## START

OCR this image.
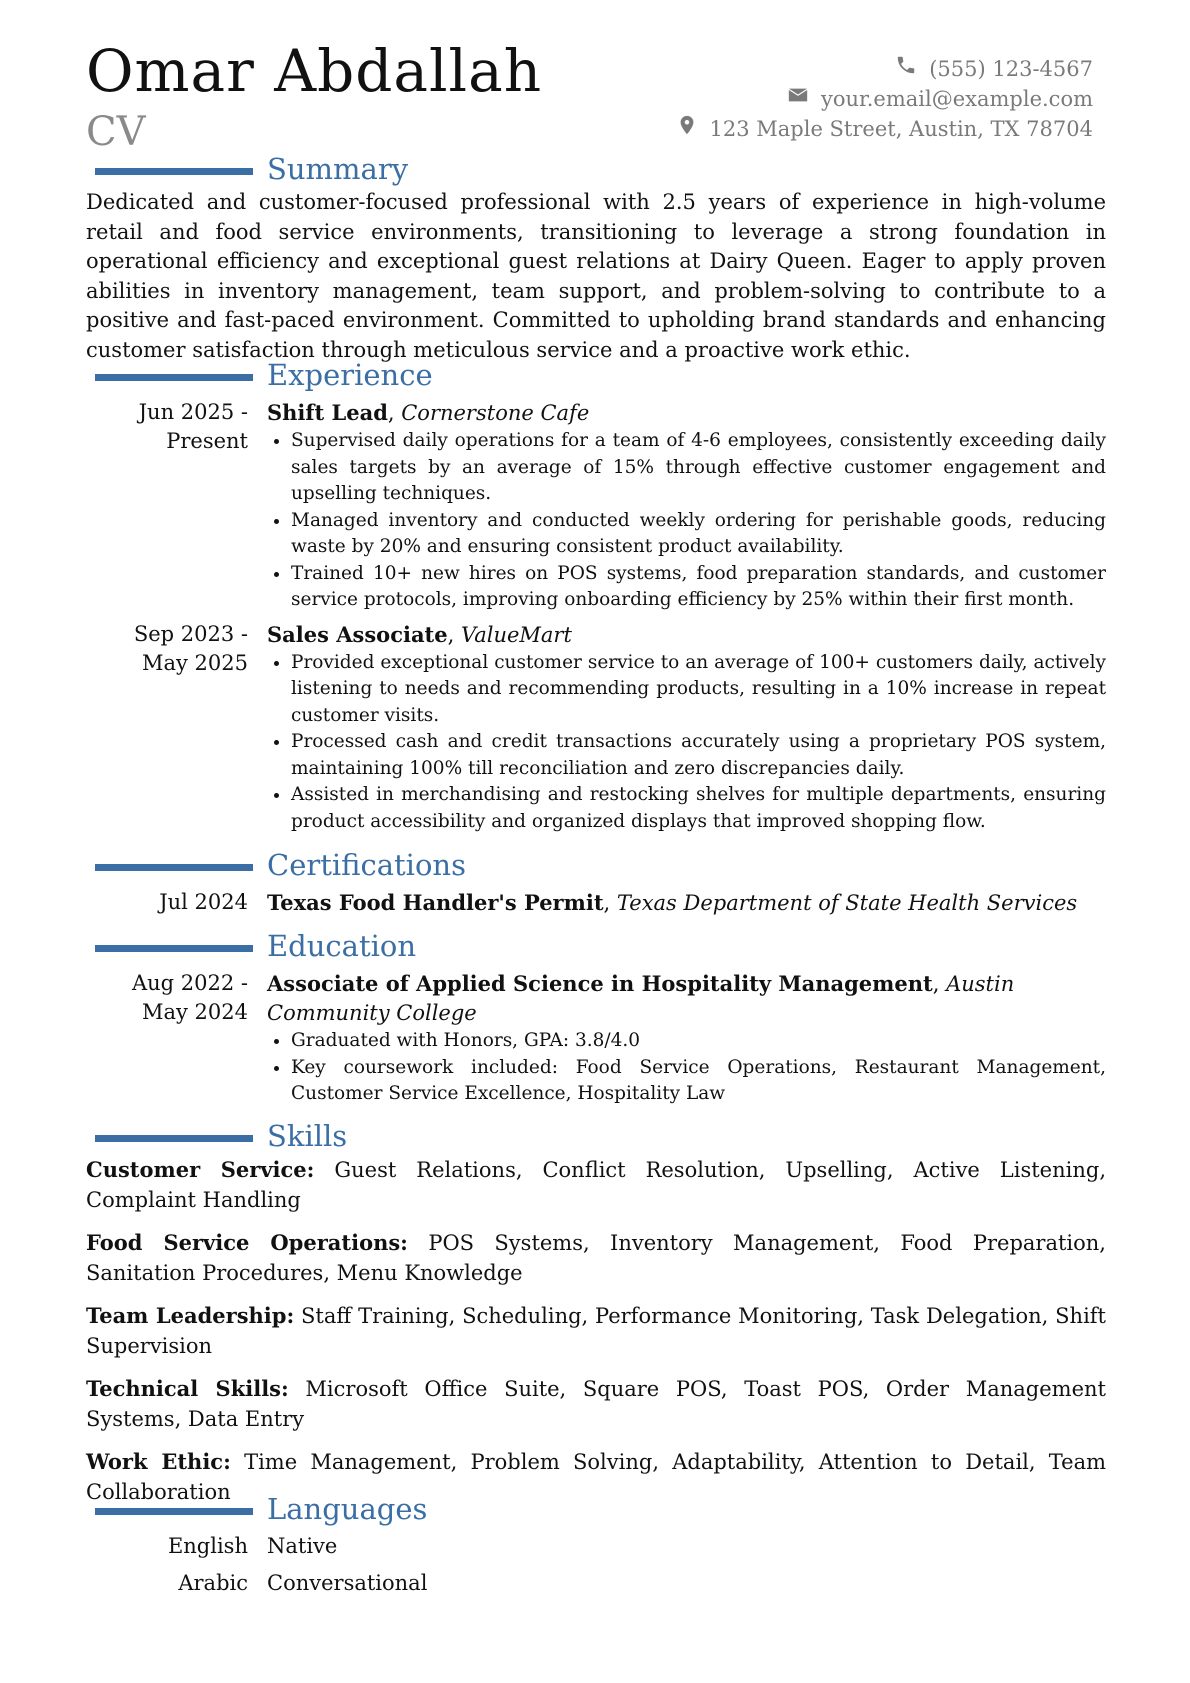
Omar Abdallah
CV
(555) 123-4567
your.email@example.com
123 Maple Street, Austin, TX 78704
Summary
Dedicated and customer-focused professional with 2.5 years of experience in high-volume retail and food service environments, transitioning to leverage a strong foundation in operational efficiency and exceptional guest relations at Dairy Queen. Eager to apply proven abilities in inventory management, team support, and problem-solving to contribute to a positive and fast-paced environment. Committed to upholding brand standards and enhancing customer satisfaction through meticulous service and a proactive work ethic.
Experience
Jun 2025 - Present
Shift Lead, Cornerstone Cafe
Supervised daily operations for a team of 4-6 employees, consistently exceeding daily sales targets by an average of 15% through effective customer engagement and upselling techniques.
Managed inventory and conducted weekly ordering for perishable goods, reducing waste by 20% and ensuring consistent product availability.
Trained 10+ new hires on POS systems, food preparation standards, and customer service protocols, improving onboarding efficiency by 25% within their first month.
Sep 2023 - May 2025
Sales Associate, ValueMart
Provided exceptional customer service to an average of 100+ customers daily, actively listening to needs and recommending products, resulting in a 10% increase in repeat customer visits.
Processed cash and credit transactions accurately using a proprietary POS system, maintaining 100% till reconciliation and zero discrepancies daily.
Assisted in merchandising and restocking shelves for multiple departments, ensuring product accessibility and organized displays that improved shopping flow.
Certifications
Jul 2024 Texas Food Handler's Permit, Texas Department of State Health Services
Education
Aug 2022 - May 2024
Associate of Applied Science in Hospitality Management, Austin Community College
Graduated with Honors, GPA: 3.8/4.0
Key coursework included: Food Service Operations, Restaurant Management, Customer Service Excellence, Hospitality Law
Skills
Customer Service: Guest Relations, Conflict Resolution, Upselling, Active Listening, Complaint Handling
Food Service Operations: POS Systems, Inventory Management, Food Preparation, Sanitation Procedures, Menu Knowledge
Team Leadership: Staff Training, Scheduling, Performance Monitoring, Task Delegation, Shift Supervision
Technical Skills: Microsoft Office Suite, Square POS, Toast POS, Order Management Systems, Data Entry
Work Ethic: Time Management, Problem Solving, Adaptability, Attention to Detail, Team Collaboration
Languages
English Native
Arabic Conversational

## END

:: Requirement ::
Search the records for the string "Associate" and return every line in which it occurs.

:: Problem solution ::
Sales Associate, ValueMart
Associate of Applied Science in Hospitality Management, Austin Community College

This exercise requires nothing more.